● REQUIREMENTS:
Using the listing below, please gather every line containing the word "HHAR".

● Extracted data entries:

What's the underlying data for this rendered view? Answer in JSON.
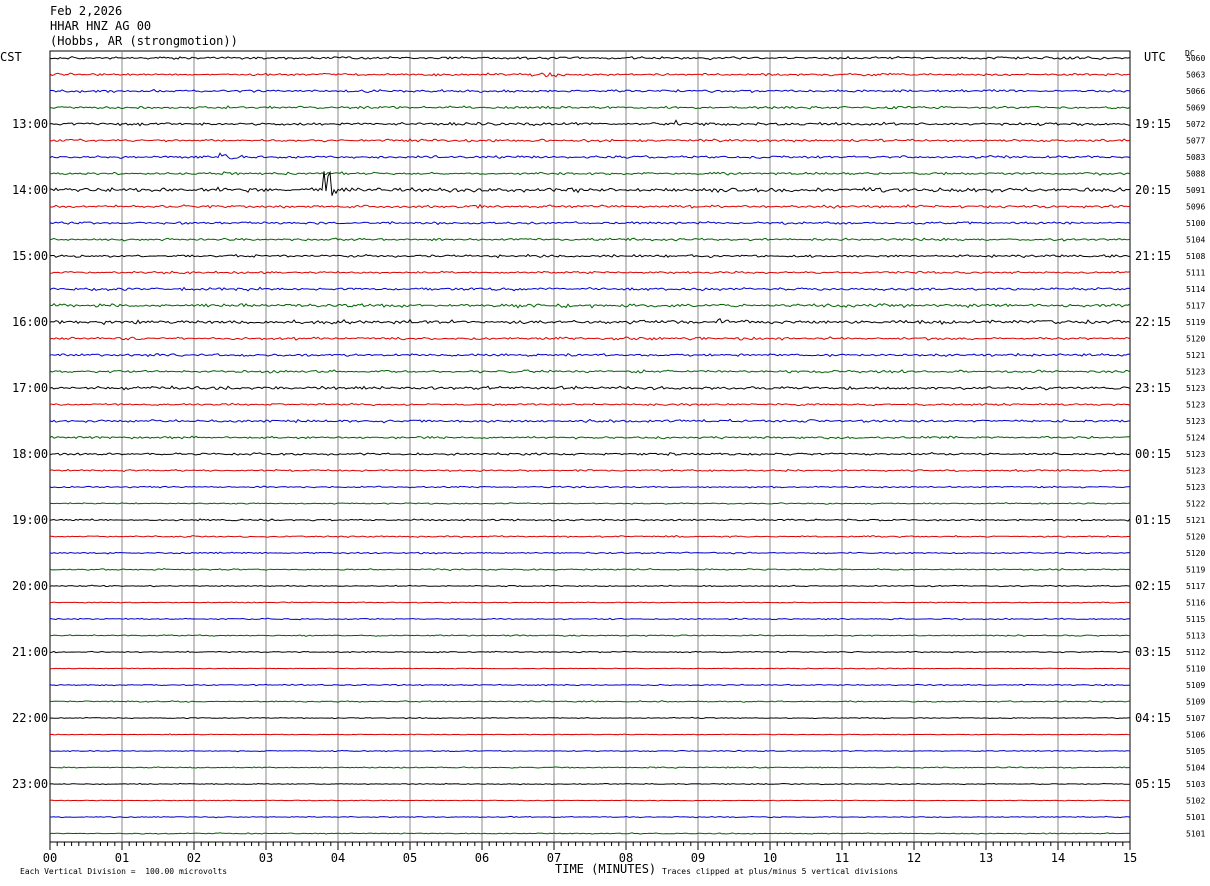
{
  "header": {
    "date": "Feb 2,2026",
    "station": "HHAR HNZ AG 00",
    "location": "(Hobbs, AR (strongmotion))"
  },
  "axis_labels": {
    "left_zone": "CST",
    "right_zone": "UTC",
    "dc_label": "DC",
    "x_title": "TIME (MINUTES)",
    "footer_scale": "Each Vertical Division =  100.00 microvolts",
    "footer_clip": "Traces clipped at plus/minus 5 vertical divisions"
  },
  "chart_data": {
    "type": "line",
    "title": "HHAR HNZ AG 00 (Hobbs, AR (strongmotion))",
    "xlabel": "TIME (MINUTES)",
    "xlim": [
      0,
      15
    ],
    "x_ticks": [
      "00",
      "01",
      "02",
      "03",
      "04",
      "05",
      "06",
      "07",
      "08",
      "09",
      "10",
      "11",
      "12",
      "13",
      "14",
      "15"
    ],
    "rows": 48,
    "row_minutes": 15,
    "grid": true,
    "trace_colors": [
      "#000000",
      "#dd0000",
      "#0000cc",
      "#006400"
    ],
    "left_hour_labels": [
      "13:00",
      "14:00",
      "15:00",
      "16:00",
      "17:00",
      "18:00",
      "19:00",
      "20:00",
      "21:00",
      "22:00",
      "23:00"
    ],
    "right_hour_labels": [
      "19:15",
      "20:15",
      "21:15",
      "22:15",
      "23:15",
      "00:15",
      "01:15",
      "02:15",
      "03:15",
      "04:15",
      "05:15"
    ],
    "dc_values": [
      "5060",
      "5063",
      "5066",
      "5069",
      "5072",
      "5077",
      "5083",
      "5088",
      "5091",
      "5096",
      "5100",
      "5104",
      "5108",
      "5111",
      "5114",
      "5117",
      "5119",
      "5120",
      "5121",
      "5123",
      "5123",
      "5123",
      "5123",
      "5124",
      "5123",
      "5123",
      "5123",
      "5122",
      "5121",
      "5120",
      "5120",
      "5119",
      "5117",
      "5116",
      "5115",
      "5113",
      "5112",
      "5110",
      "5109",
      "5109",
      "5107",
      "5106",
      "5105",
      "5104",
      "5103",
      "5102",
      "5101",
      "5101"
    ],
    "amplitude": [
      1.0,
      0.9,
      1.0,
      1.0,
      1.2,
      1.0,
      1.0,
      1.0,
      1.6,
      1.1,
      0.9,
      0.9,
      1.0,
      0.9,
      1.0,
      1.3,
      1.4,
      1.0,
      1.0,
      1.0,
      1.2,
      0.8,
      1.0,
      0.9,
      0.9,
      0.7,
      0.6,
      0.5,
      0.7,
      0.6,
      0.6,
      0.6,
      0.5,
      0.4,
      0.5,
      0.5,
      0.5,
      0.3,
      0.5,
      0.5,
      0.4,
      0.3,
      0.4,
      0.5,
      0.4,
      0.3,
      0.4,
      0.4
    ],
    "events": [
      {
        "row": 1,
        "minute": 6.9,
        "amp": 3,
        "dur": 0.8
      },
      {
        "row": 4,
        "minute": 8.7,
        "amp": 5,
        "dur": 0.1
      },
      {
        "row": 6,
        "minute": 2.3,
        "amp": 4,
        "dur": 1.0
      },
      {
        "row": 8,
        "minute": 3.8,
        "amp": 26,
        "dur": 0.45
      },
      {
        "row": 8,
        "minute": 1.3,
        "amp": 3,
        "dur": 1.6
      },
      {
        "row": 15,
        "minute": 7.5,
        "amp": 3,
        "dur": 0.3
      },
      {
        "row": 16,
        "minute": 9.2,
        "amp": 3,
        "dur": 1.2
      },
      {
        "row": 16,
        "minute": 12.1,
        "amp": 3,
        "dur": 1.0
      },
      {
        "row": 22,
        "minute": 4.6,
        "amp": 3,
        "dur": 0.5
      },
      {
        "row": 20,
        "minute": 7.9,
        "amp": 3,
        "dur": 0.1
      }
    ]
  }
}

● SOLUTION:
    "station": "HHAR HNZ AG 00",
    "title": "HHAR HNZ AG 00 (Hobbs, AR (strongmotion))",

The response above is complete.